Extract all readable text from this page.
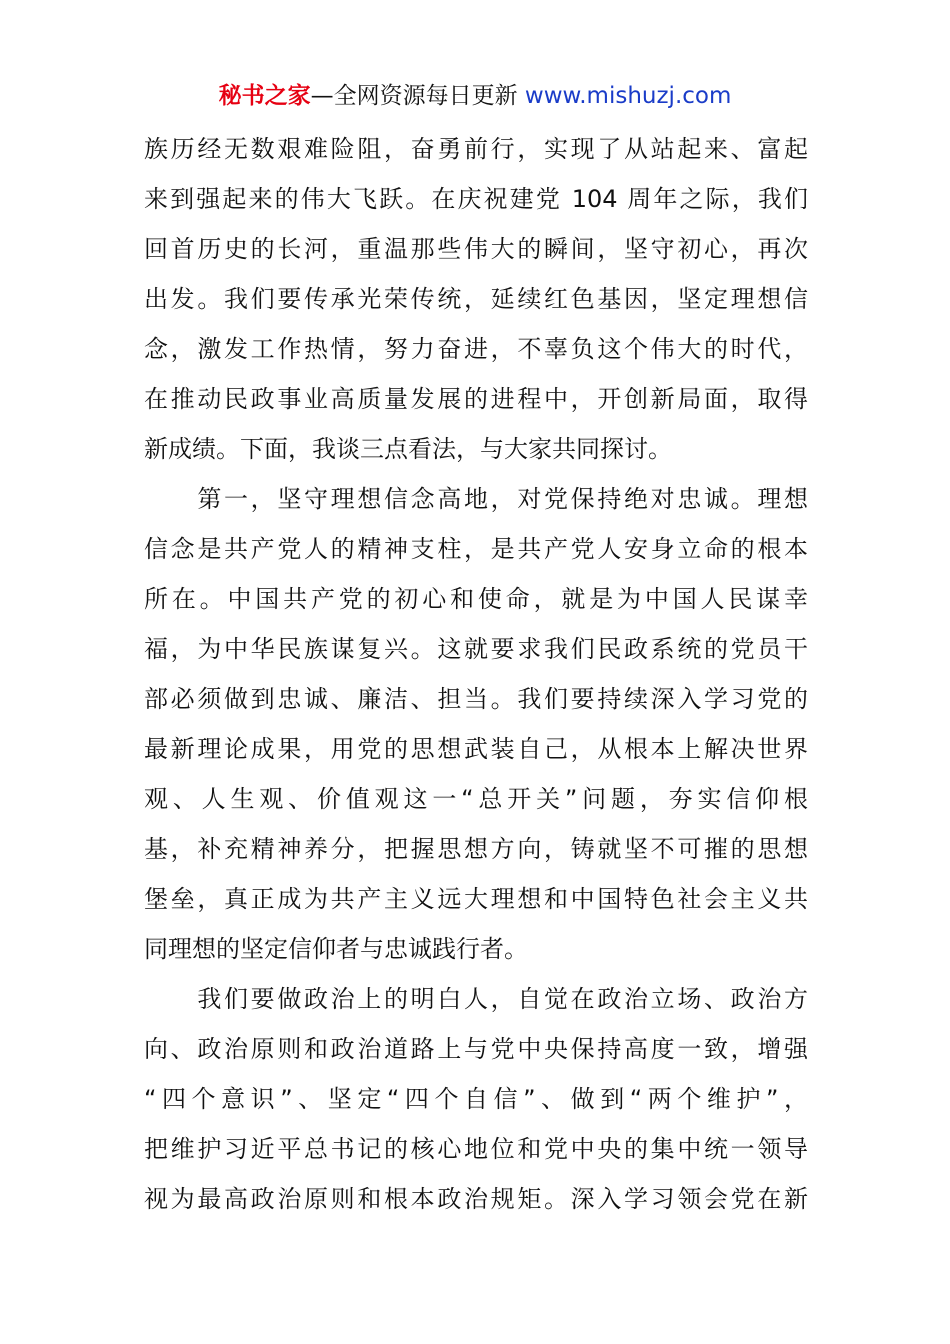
秘书之家—全网资源每日更新 www.mishuzj.com
族历经无数艰难险阻，奋勇前行，实现了从站起来、富起
来到强起来的伟大飞跃。在庆祝建党 104 周年之际，我们
回首历史的长河，重温那些伟大的瞬间，坚守初心，再次
出发。我们要传承光荣传统，延续红色基因，坚定理想信
念，激发工作热情，努力奋进，不辜负这个伟大的时代，
在推动民政事业高质量发展的进程中，开创新局面，取得
新成绩。下面，我谈三点看法，与大家共同探讨。
　　第一，坚守理想信念高地，对党保持绝对忠诚。理想
信念是共产党人的精神支柱，是共产党人安身立命的根本
所在。中国共产党的初心和使命，就是为中国人民谋幸
福，为中华民族谋复兴。这就要求我们民政系统的党员干
部必须做到忠诚、廉洁、担当。我们要持续深入学习党的
最新理论成果，用党的思想武装自己，从根本上解决世界
观、人生观、价值观这一“总开关”问题，夯实信仰根
基，补充精神养分，把握思想方向，铸就坚不可摧的思想
堡垒，真正成为共产主义远大理想和中国特色社会主义共
同理想的坚定信仰者与忠诚践行者。
　　我们要做政治上的明白人，自觉在政治立场、政治方
向、政治原则和政治道路上与党中央保持高度一致，增强
“四个意识”、坚定“四个自信”、做到“两个维护”，
把维护习近平总书记的核心地位和党中央的集中统一领导
视为最高政治原则和根本政治规矩。深入学习领会党在新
= = = =
## Short exercise:
Write the material out again exactly as it appears, dropping the pictures.

## Response:
Extract all readable text from this page.
秘书之家—全网资源每日更新 www.mishuzj.com
族历经无数艰难险阻，奋勇前行，实现了从站起来、富起
来到强起来的伟大飞跃。在庆祝建党 104 周年之际，我们
回首历史的长河，重温那些伟大的瞬间，坚守初心，再次
出发。我们要传承光荣传统，延续红色基因，坚定理想信
念，激发工作热情，努力奋进，不辜负这个伟大的时代，
在推动民政事业高质量发展的进程中，开创新局面，取得
新成绩。下面，我谈三点看法，与大家共同探讨。
　　第一，坚守理想信念高地，对党保持绝对忠诚。理想
信念是共产党人的精神支柱，是共产党人安身立命的根本
所在。中国共产党的初心和使命，就是为中国人民谋幸
福，为中华民族谋复兴。这就要求我们民政系统的党员干
部必须做到忠诚、廉洁、担当。我们要持续深入学习党的
最新理论成果，用党的思想武装自己，从根本上解决世界
观、人生观、价值观这一“总开关”问题，夯实信仰根
基，补充精神养分，把握思想方向，铸就坚不可摧的思想
堡垒，真正成为共产主义远大理想和中国特色社会主义共
同理想的坚定信仰者与忠诚践行者。
　　我们要做政治上的明白人，自觉在政治立场、政治方
向、政治原则和政治道路上与党中央保持高度一致，增强
“四个意识”、坚定“四个自信”、做到“两个维护”，
把维护习近平总书记的核心地位和党中央的集中统一领导
视为最高政治原则和根本政治规矩。深入学习领会党在新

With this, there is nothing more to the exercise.